== EXERCISE OBJECTIVE ==
Repeat each line exactly, leaving nothing out.

(Extracted data entries)
__________

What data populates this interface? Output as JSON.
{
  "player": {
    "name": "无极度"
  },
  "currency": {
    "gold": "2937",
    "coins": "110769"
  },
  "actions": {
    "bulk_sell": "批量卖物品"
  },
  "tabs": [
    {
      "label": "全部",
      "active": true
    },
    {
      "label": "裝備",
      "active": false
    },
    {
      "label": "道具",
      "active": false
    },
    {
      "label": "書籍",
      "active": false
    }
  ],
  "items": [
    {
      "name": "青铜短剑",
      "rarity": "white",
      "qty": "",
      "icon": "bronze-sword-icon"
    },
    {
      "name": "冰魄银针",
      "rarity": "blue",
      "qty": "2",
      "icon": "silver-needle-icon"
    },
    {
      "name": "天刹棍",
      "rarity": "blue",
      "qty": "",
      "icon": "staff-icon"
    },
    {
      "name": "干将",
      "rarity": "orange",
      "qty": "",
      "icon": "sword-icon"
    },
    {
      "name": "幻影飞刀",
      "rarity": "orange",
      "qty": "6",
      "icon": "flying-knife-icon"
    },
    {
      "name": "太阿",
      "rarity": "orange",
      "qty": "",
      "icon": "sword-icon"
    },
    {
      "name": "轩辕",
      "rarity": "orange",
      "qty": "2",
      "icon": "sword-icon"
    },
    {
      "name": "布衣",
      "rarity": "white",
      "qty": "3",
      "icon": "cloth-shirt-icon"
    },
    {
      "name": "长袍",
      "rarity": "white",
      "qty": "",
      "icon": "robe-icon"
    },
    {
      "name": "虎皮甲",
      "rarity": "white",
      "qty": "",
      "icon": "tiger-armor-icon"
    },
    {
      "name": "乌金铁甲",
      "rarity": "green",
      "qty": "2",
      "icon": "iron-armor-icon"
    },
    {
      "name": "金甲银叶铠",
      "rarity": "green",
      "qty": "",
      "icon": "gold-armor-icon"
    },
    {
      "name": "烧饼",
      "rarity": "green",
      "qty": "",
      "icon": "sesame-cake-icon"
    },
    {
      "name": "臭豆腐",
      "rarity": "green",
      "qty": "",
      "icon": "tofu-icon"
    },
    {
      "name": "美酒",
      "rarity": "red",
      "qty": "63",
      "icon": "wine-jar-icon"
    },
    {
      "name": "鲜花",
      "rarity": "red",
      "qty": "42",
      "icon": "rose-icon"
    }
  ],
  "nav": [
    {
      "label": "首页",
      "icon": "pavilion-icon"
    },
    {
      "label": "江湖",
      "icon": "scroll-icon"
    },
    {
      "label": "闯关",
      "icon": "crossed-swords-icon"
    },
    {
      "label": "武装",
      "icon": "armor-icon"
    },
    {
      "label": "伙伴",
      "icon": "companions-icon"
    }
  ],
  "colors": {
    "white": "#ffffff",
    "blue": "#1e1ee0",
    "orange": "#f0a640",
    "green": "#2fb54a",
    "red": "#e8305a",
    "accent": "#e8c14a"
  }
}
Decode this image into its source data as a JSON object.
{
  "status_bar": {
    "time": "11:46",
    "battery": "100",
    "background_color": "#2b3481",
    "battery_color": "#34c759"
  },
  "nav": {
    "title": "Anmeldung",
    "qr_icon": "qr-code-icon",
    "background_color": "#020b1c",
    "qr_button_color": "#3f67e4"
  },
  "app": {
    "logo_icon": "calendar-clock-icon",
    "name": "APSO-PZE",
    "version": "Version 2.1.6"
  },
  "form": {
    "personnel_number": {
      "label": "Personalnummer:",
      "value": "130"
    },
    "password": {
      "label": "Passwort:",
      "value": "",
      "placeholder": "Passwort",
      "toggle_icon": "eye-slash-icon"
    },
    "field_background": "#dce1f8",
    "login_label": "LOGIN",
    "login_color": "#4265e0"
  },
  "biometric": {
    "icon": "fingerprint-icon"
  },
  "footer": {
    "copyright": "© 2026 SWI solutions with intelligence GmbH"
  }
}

__________

== RESULT OF THE EXERCISE ==
What data populates this interface? Output as JSON.
{
  "player": {
    "name": "无极度"
  },
  "currency": {
    "gold": "2937",
    "coins": "110769"
  },
  "actions": {
    "bulk_sell": "批量卖物品"
  },
  "tabs": [
    {
      "label": "全部",
      "active": true
    },
    {
      "label": "裝備",
      "active": false
    },
    {
      "label": "道具",
      "active": false
    },
    {
      "label": "書籍",
      "active": false
    }
  ],
  "items": [
    {
      "name": "青铜短剑",
      "rarity": "white",
      "qty": "",
      "icon": "bronze-sword-icon"
    },
    {
      "name": "冰魄银针",
      "rarity": "blue",
      "qty": "2",
      "icon": "silver-needle-icon"
    },
    {
      "name": "天刹棍",
      "rarity": "blue",
      "qty": "",
      "icon": "staff-icon"
    },
    {
      "name": "干将",
      "rarity": "orange",
      "qty": "",
      "icon": "sword-icon"
    },
    {
      "name": "幻影飞刀",
      "rarity": "orange",
      "qty": "6",
      "icon": "flying-knife-icon"
    },
    {
      "name": "太阿",
      "rarity": "orange",
      "qty": "",
      "icon": "sword-icon"
    },
    {
      "name": "轩辕",
      "rarity": "orange",
      "qty": "2",
      "icon": "sword-icon"
    },
    {
      "name": "布衣",
      "rarity": "white",
      "qty": "3",
      "icon": "cloth-shirt-icon"
    },
    {
      "name": "长袍",
      "rarity": "white",
      "qty": "",
      "icon": "robe-icon"
    },
    {
      "name": "虎皮甲",
      "rarity": "white",
      "qty": "",
      "icon": "tiger-armor-icon"
    },
    {
      "name": "乌金铁甲",
      "rarity": "green",
      "qty": "2",
      "icon": "iron-armor-icon"
    },
    {
      "name": "金甲银叶铠",
      "rarity": "green",
      "qty": "",
      "icon": "gold-armor-icon"
    },
    {
      "name": "烧饼",
      "rarity": "green",
      "qty": "",
      "icon": "sesame-cake-icon"
    },
    {
      "name": "臭豆腐",
      "rarity": "green",
      "qty": "",
      "icon": "tofu-icon"
    },
    {
      "name": "美酒",
      "rarity": "red",
      "qty": "63",
      "icon": "wine-jar-icon"
    },
    {
      "name": "鲜花",
      "rarity": "red",
      "qty": "42",
      "icon": "rose-icon"
    }
  ],
  "nav": [
    {
      "label": "首页",
      "icon": "pavilion-icon"
    },
    {
      "label": "江湖",
      "icon": "scroll-icon"
    },
    {
      "label": "闯关",
      "icon": "crossed-swords-icon"
    },
    {
      "label": "武装",
      "icon": "armor-icon"
    },
    {
      "label": "伙伴",
      "icon": "companions-icon"
    }
  ],
  "colors": {
    "white": "#ffffff",
    "blue": "#1e1ee0",
    "orange": "#f0a640",
    "green": "#2fb54a",
    "red": "#e8305a",
    "accent": "#e8c14a"
  }
}
Decode this image into its source data as a JSON object.
{
  "status_bar": {
    "time": "11:46",
    "battery": "100",
    "background_color": "#2b3481",
    "battery_color": "#34c759"
  },
  "nav": {
    "title": "Anmeldung",
    "qr_icon": "qr-code-icon",
    "background_color": "#020b1c",
    "qr_button_color": "#3f67e4"
  },
  "app": {
    "logo_icon": "calendar-clock-icon",
    "name": "APSO-PZE",
    "version": "Version 2.1.6"
  },
  "form": {
    "personnel_number": {
      "label": "Personalnummer:",
      "value": "130"
    },
    "password": {
      "label": "Passwort:",
      "value": "",
      "placeholder": "Passwort",
      "toggle_icon": "eye-slash-icon"
    },
    "field_background": "#dce1f8",
    "login_label": "LOGIN",
    "login_color": "#4265e0"
  },
  "biometric": {
    "icon": "fingerprint-icon"
  },
  "footer": {
    "copyright": "© 2026 SWI solutions with intelligence GmbH"
  }
}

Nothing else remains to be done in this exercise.